### Exercise inputs
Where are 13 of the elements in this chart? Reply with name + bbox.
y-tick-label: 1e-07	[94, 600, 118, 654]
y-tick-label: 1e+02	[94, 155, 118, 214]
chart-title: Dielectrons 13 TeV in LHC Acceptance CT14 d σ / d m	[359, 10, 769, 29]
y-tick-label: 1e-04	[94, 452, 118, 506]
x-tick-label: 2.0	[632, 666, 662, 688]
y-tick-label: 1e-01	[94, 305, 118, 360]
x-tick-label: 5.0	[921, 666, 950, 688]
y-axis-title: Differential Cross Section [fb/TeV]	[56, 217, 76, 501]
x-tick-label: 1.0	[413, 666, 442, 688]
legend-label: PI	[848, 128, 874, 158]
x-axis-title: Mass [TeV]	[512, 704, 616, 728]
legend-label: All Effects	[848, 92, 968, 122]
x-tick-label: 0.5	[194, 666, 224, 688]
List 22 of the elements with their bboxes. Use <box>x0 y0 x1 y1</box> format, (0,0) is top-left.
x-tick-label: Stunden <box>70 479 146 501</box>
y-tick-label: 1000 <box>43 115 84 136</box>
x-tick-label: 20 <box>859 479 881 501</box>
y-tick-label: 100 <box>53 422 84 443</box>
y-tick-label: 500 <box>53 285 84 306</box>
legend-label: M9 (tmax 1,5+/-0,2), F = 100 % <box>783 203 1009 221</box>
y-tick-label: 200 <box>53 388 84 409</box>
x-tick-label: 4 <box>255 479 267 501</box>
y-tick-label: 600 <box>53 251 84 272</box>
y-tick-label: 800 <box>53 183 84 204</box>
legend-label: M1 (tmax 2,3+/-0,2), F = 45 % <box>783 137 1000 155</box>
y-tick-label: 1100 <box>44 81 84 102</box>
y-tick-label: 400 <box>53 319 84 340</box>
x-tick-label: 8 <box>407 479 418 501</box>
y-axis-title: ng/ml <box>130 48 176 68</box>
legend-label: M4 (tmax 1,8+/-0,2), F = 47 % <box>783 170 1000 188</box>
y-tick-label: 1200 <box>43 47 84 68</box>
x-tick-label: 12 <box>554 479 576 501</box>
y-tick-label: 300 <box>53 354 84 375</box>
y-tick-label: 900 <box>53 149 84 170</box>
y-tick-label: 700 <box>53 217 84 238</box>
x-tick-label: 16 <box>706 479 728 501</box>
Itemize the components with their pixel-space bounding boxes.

* * *

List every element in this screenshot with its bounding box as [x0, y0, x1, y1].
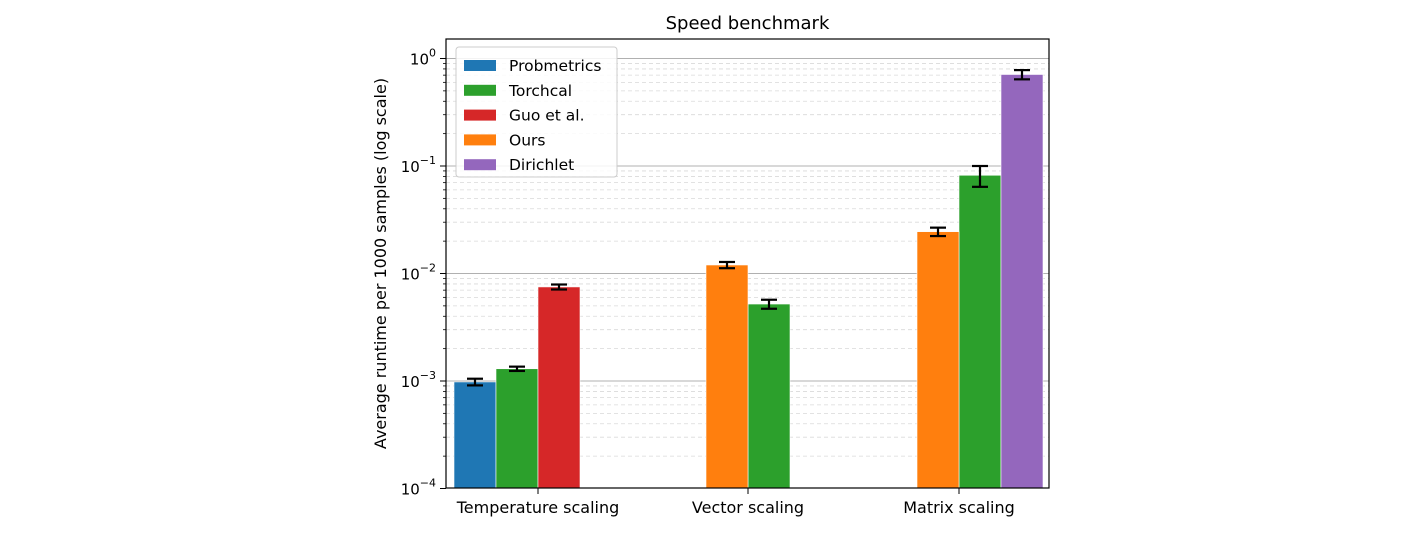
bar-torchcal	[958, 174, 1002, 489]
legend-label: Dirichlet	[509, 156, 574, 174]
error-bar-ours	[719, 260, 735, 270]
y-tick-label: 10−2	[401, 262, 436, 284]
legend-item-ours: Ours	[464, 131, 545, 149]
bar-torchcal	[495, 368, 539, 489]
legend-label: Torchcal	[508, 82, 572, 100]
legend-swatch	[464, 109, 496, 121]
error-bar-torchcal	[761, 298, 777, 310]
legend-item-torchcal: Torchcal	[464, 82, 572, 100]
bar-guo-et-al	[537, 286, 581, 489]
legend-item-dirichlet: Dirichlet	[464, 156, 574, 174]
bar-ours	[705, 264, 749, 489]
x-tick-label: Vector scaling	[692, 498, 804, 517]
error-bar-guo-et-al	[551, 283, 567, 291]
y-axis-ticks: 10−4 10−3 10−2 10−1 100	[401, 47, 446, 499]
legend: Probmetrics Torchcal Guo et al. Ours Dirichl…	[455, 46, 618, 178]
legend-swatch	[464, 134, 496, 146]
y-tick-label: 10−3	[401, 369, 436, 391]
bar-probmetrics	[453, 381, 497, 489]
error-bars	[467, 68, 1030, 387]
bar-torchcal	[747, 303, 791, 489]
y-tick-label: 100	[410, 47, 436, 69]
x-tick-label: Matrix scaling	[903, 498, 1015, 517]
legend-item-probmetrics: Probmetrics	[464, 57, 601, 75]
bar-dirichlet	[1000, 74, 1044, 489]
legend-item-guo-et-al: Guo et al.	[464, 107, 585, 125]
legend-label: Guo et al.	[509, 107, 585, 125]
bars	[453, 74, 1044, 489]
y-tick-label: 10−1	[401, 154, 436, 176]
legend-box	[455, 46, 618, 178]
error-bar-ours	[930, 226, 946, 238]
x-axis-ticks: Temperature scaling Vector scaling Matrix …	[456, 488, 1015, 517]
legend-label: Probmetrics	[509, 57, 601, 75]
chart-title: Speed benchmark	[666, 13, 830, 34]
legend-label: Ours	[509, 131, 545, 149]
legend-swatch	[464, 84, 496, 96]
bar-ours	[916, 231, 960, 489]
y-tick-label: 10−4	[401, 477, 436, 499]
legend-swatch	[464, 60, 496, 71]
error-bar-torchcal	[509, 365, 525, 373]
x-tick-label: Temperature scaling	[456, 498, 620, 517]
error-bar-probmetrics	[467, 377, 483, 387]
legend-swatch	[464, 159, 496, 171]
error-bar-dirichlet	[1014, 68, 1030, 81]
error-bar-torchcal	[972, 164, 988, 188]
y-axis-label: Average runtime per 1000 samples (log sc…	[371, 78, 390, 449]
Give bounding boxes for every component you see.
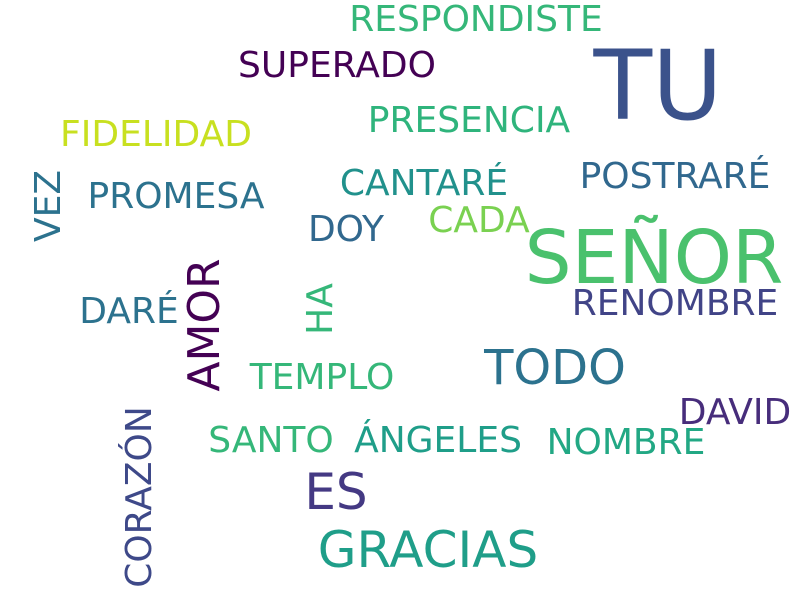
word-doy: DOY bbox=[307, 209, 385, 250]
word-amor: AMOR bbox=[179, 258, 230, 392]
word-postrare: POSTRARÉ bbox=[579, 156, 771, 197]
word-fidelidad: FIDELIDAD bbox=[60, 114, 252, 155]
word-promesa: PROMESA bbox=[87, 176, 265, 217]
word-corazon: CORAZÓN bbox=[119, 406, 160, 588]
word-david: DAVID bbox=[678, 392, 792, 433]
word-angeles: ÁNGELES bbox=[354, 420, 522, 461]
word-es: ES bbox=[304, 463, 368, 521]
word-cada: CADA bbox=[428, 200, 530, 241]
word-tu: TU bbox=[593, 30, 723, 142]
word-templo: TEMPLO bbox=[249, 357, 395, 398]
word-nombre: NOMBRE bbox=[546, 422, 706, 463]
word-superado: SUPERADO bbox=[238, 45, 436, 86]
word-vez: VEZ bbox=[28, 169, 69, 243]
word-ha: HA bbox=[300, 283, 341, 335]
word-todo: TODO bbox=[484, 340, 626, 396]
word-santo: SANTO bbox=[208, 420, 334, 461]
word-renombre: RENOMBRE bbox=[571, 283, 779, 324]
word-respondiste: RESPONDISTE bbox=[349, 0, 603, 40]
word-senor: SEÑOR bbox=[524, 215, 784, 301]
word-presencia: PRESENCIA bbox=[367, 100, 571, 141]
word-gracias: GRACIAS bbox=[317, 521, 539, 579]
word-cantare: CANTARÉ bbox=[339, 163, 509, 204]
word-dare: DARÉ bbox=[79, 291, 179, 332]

### Stated exercise
Copy out, line for line, the stretch of entries from the line containing "word-doy: DOY bbox=[307, 209, 385, 250]" through the line containing "word-dare: DARÉ bbox=[79, 291, 179, 332]".

### Worked answer
word-doy: DOY bbox=[307, 209, 385, 250]
word-amor: AMOR bbox=[179, 258, 230, 392]
word-postrare: POSTRARÉ bbox=[579, 156, 771, 197]
word-fidelidad: FIDELIDAD bbox=[60, 114, 252, 155]
word-promesa: PROMESA bbox=[87, 176, 265, 217]
word-corazon: CORAZÓN bbox=[119, 406, 160, 588]
word-david: DAVID bbox=[678, 392, 792, 433]
word-angeles: ÁNGELES bbox=[354, 420, 522, 461]
word-es: ES bbox=[304, 463, 368, 521]
word-cada: CADA bbox=[428, 200, 530, 241]
word-tu: TU bbox=[593, 30, 723, 142]
word-templo: TEMPLO bbox=[249, 357, 395, 398]
word-nombre: NOMBRE bbox=[546, 422, 706, 463]
word-superado: SUPERADO bbox=[238, 45, 436, 86]
word-vez: VEZ bbox=[28, 169, 69, 243]
word-ha: HA bbox=[300, 283, 341, 335]
word-todo: TODO bbox=[484, 340, 626, 396]
word-santo: SANTO bbox=[208, 420, 334, 461]
word-renombre: RENOMBRE bbox=[571, 283, 779, 324]
word-respondiste: RESPONDISTE bbox=[349, 0, 603, 40]
word-senor: SEÑOR bbox=[524, 215, 784, 301]
word-presencia: PRESENCIA bbox=[367, 100, 571, 141]
word-gracias: GRACIAS bbox=[317, 521, 539, 579]
word-cantare: CANTARÉ bbox=[339, 163, 509, 204]
word-dare: DARÉ bbox=[79, 291, 179, 332]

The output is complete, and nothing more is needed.